YOUR OBJECTIVE
Copy out the entries word for word, beginning with the very first line and going through the line with "candlestick: [456, 711, 460, 736]", including that line.

RECORDS FOR PROCESSING
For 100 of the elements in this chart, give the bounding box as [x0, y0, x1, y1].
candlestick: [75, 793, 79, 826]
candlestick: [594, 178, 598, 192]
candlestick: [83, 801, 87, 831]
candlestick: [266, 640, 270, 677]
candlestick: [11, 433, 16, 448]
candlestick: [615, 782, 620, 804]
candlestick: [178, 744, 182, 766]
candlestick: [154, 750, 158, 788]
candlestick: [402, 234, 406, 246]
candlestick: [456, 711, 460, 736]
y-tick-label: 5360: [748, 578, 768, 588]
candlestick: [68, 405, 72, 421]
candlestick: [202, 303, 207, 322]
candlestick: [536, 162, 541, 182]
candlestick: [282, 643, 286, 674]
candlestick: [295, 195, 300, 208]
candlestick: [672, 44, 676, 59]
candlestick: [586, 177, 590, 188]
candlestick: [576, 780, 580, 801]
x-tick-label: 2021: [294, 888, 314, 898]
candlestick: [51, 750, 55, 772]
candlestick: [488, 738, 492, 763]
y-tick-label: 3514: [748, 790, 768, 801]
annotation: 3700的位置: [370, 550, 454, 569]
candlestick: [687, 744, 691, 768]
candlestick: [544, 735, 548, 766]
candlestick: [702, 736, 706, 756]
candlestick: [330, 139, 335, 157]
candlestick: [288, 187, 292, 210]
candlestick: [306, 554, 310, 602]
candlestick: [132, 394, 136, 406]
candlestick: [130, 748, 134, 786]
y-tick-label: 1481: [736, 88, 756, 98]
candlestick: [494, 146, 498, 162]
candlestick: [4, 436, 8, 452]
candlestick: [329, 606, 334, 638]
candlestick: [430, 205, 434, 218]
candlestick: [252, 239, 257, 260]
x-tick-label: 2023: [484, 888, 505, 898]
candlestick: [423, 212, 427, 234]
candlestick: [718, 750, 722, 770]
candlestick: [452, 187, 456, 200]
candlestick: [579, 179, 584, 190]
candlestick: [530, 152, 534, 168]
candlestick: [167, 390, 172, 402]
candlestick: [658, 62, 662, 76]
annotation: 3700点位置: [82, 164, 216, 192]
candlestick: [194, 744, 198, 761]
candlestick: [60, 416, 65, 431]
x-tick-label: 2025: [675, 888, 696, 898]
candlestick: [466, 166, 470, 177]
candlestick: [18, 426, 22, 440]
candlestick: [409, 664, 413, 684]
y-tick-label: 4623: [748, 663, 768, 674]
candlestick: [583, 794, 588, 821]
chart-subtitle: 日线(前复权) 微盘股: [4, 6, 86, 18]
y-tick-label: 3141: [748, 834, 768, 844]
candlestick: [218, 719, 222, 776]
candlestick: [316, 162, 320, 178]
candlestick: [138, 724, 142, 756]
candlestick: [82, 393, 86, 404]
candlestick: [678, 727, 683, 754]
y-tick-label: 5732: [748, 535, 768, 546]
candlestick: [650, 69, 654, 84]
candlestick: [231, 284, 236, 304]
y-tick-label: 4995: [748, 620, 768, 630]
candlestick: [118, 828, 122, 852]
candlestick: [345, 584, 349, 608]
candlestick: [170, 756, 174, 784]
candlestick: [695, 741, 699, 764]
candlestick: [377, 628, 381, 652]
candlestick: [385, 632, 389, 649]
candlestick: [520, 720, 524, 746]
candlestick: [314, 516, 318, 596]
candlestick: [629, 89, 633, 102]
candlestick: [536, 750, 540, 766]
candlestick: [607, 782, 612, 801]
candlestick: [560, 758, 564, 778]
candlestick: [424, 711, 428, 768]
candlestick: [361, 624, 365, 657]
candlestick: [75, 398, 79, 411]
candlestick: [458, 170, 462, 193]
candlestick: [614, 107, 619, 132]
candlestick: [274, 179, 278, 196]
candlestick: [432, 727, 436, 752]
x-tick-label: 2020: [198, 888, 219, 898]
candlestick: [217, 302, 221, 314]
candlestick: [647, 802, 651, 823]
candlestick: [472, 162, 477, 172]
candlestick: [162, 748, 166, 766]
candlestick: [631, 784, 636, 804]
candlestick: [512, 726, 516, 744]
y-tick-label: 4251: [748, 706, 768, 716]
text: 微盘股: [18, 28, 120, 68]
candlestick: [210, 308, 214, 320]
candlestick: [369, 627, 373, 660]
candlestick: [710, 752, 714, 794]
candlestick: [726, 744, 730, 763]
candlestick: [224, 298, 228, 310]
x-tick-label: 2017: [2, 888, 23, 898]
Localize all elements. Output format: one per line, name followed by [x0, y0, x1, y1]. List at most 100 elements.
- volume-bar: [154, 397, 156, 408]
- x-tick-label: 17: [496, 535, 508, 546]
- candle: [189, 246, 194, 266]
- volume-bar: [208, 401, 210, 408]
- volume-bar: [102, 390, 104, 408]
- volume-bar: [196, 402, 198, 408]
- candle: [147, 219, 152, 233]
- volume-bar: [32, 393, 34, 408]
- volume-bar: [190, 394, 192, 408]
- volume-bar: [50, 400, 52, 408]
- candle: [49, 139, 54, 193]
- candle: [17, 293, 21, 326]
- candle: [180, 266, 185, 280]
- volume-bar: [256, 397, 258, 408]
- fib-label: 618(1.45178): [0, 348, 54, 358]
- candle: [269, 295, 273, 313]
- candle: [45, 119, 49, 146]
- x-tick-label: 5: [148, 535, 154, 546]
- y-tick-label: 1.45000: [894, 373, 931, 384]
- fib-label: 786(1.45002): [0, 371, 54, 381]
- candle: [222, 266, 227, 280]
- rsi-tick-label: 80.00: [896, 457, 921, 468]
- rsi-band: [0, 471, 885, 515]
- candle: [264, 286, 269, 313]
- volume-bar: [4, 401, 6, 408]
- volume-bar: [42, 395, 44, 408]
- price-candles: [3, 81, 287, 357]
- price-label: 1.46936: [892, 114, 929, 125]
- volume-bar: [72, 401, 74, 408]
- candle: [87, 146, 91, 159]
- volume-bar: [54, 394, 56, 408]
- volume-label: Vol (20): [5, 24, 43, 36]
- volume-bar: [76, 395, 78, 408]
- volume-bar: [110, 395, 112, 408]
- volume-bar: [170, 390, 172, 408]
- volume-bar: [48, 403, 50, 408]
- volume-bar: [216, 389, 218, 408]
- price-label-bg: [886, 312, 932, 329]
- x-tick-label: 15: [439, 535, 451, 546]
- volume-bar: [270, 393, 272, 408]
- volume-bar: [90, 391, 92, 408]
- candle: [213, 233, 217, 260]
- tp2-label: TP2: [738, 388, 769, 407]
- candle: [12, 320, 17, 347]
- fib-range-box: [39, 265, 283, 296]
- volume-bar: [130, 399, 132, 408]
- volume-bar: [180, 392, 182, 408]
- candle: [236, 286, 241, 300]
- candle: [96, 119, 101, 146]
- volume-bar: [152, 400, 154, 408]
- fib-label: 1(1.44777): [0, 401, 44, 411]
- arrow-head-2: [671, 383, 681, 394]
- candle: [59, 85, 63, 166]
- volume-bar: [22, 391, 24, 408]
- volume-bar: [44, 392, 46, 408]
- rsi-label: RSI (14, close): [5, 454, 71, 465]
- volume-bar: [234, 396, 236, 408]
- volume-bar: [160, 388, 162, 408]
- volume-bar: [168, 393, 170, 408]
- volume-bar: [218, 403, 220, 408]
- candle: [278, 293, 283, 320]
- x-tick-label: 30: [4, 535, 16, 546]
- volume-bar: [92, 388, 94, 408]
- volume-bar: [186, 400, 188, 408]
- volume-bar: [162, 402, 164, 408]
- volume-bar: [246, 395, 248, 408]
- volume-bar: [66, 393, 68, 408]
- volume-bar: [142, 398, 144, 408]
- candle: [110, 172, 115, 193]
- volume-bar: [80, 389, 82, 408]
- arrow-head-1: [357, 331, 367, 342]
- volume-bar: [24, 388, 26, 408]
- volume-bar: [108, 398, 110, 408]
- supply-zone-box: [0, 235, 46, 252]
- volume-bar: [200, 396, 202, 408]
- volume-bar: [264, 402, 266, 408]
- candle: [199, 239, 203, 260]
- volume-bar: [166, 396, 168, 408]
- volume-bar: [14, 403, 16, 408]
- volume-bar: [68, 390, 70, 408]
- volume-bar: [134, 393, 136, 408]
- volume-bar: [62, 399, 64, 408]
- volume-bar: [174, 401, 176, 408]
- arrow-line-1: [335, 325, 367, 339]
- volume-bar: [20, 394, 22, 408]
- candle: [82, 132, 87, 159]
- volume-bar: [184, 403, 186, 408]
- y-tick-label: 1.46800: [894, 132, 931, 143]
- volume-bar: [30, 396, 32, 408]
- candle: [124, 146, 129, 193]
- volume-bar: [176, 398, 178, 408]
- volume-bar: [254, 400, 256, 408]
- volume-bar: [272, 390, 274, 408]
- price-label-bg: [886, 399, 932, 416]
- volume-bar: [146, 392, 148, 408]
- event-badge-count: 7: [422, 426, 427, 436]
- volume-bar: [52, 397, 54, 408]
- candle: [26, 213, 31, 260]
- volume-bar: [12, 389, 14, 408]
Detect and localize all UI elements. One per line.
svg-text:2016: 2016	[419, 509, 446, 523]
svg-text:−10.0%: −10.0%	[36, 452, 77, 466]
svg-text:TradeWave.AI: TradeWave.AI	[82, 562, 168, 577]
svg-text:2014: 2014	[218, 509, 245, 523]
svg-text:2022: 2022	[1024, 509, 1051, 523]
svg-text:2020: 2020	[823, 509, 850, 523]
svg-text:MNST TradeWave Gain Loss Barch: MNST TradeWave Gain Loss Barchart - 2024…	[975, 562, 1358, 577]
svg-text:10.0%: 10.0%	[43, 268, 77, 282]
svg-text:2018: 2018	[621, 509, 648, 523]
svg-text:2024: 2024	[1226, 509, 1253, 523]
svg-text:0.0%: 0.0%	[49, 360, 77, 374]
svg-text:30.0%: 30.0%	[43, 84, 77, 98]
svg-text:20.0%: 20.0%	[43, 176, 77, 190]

OUTPUT OF THE EXERCISE
For 100 of the elements in this chart, give the bounding box as [x0, y0, x1, y1].
candlestick: [75, 793, 79, 826]
candlestick: [594, 178, 598, 192]
candlestick: [83, 801, 87, 831]
candlestick: [266, 640, 270, 677]
candlestick: [11, 433, 16, 448]
candlestick: [615, 782, 620, 804]
candlestick: [178, 744, 182, 766]
candlestick: [154, 750, 158, 788]
candlestick: [402, 234, 406, 246]
candlestick: [456, 711, 460, 736]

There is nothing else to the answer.